╔══

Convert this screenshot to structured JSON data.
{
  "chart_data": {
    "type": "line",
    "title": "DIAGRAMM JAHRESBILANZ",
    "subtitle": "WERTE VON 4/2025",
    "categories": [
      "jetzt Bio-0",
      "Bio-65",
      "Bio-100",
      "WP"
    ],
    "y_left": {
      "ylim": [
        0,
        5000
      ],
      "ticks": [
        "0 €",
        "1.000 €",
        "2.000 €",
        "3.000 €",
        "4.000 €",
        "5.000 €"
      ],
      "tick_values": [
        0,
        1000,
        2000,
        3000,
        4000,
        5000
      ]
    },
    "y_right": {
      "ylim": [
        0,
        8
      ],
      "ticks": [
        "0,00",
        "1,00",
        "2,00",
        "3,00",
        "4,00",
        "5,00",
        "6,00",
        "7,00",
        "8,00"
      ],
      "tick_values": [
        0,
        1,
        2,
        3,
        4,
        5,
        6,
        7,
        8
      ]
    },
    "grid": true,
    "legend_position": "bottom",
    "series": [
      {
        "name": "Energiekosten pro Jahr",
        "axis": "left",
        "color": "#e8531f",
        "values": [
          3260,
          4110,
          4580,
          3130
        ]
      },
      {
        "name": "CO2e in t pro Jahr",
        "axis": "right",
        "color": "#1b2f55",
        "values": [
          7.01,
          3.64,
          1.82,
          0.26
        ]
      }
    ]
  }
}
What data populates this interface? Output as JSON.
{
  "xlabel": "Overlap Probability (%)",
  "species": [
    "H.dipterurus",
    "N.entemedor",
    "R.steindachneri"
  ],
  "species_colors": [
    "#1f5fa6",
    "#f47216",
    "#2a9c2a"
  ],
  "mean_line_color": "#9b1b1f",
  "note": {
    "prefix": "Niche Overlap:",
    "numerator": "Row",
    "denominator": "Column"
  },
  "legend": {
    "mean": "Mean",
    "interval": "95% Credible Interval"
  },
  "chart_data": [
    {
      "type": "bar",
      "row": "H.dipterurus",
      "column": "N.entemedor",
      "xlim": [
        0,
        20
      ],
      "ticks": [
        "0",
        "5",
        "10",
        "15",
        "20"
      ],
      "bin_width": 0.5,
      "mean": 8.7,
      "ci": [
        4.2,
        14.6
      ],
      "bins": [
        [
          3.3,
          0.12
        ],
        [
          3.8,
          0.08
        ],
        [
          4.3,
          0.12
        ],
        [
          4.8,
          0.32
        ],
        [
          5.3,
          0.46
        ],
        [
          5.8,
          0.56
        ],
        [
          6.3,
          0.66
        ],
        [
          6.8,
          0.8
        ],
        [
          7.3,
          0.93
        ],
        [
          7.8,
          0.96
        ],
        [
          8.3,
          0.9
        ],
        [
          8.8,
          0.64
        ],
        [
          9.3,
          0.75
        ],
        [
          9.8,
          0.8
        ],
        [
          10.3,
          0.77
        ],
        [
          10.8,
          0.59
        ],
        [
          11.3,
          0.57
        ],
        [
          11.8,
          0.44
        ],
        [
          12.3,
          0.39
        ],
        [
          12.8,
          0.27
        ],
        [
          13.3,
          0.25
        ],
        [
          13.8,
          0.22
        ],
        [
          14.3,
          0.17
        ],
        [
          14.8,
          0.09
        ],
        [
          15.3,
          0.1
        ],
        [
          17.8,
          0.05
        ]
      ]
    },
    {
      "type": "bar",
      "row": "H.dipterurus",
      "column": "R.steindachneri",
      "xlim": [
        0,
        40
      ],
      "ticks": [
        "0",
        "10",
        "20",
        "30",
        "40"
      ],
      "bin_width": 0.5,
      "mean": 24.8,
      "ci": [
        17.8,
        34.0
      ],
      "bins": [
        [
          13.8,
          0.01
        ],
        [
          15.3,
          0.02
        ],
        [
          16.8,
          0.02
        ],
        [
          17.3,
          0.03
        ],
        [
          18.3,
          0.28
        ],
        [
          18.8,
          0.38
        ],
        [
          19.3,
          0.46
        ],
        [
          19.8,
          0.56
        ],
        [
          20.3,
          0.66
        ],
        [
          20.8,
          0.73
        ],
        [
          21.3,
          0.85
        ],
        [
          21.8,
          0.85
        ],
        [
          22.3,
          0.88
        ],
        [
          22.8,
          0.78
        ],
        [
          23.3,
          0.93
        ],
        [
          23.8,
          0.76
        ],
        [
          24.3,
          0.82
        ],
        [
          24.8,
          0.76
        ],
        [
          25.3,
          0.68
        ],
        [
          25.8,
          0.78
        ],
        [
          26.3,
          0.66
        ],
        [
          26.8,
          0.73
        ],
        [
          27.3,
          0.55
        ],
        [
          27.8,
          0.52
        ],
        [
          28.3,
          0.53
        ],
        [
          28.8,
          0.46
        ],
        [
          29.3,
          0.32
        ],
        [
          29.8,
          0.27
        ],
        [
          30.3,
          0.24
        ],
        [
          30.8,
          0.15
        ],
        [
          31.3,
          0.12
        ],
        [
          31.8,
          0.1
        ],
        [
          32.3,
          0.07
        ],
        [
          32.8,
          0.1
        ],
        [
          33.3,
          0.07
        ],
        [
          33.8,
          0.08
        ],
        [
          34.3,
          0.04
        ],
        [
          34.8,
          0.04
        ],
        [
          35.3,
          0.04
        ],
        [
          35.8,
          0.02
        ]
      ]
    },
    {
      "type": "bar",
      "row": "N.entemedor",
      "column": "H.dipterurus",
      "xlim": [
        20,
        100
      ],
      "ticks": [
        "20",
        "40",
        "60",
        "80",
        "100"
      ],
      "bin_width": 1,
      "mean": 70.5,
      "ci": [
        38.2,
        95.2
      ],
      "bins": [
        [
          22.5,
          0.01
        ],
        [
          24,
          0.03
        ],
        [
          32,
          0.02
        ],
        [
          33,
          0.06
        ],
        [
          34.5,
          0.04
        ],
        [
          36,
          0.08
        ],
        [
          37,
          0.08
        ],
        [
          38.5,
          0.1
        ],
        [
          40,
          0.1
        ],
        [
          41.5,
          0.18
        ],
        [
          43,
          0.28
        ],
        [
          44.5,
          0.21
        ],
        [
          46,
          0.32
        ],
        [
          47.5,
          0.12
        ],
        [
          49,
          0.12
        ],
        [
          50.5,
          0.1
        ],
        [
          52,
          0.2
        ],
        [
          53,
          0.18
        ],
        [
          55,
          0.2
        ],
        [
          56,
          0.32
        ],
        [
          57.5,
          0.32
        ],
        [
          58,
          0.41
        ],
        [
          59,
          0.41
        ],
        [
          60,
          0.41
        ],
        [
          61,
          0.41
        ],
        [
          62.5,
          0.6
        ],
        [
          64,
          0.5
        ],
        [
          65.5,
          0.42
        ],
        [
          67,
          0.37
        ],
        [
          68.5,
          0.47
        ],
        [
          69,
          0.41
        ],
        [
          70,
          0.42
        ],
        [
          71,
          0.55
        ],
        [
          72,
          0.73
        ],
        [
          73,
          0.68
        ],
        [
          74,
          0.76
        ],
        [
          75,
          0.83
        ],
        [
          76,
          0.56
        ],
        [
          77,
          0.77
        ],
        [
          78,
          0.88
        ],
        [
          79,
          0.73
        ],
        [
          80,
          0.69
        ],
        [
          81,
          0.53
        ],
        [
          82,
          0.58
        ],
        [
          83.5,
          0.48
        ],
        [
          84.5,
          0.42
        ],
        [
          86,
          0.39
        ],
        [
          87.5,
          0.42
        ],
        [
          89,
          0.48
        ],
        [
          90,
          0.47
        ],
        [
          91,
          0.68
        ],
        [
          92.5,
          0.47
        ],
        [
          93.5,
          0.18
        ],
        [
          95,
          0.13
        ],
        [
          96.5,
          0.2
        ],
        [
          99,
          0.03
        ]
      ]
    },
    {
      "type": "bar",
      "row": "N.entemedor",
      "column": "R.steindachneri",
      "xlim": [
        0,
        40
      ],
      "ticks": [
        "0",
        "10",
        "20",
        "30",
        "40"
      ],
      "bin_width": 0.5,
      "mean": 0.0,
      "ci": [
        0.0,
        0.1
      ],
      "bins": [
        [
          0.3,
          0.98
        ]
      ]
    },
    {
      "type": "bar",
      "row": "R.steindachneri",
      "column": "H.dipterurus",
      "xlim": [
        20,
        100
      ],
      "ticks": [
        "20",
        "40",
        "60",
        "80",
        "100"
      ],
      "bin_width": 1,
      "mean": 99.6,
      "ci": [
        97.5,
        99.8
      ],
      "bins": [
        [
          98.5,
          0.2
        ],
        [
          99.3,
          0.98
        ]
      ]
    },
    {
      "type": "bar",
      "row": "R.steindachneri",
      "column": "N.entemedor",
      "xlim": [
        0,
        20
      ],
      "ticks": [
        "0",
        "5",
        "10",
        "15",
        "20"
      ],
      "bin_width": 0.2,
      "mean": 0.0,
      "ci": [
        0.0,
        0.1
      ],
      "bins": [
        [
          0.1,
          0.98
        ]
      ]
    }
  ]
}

╚══

WORK INSTRUCTIONS:
Gather up, from the records above, each line where the word "this" appears.

RESULT OF THE EXERCISE:
Convert this screenshot to structured JSON data.
What data populates this interface? Output as JSON.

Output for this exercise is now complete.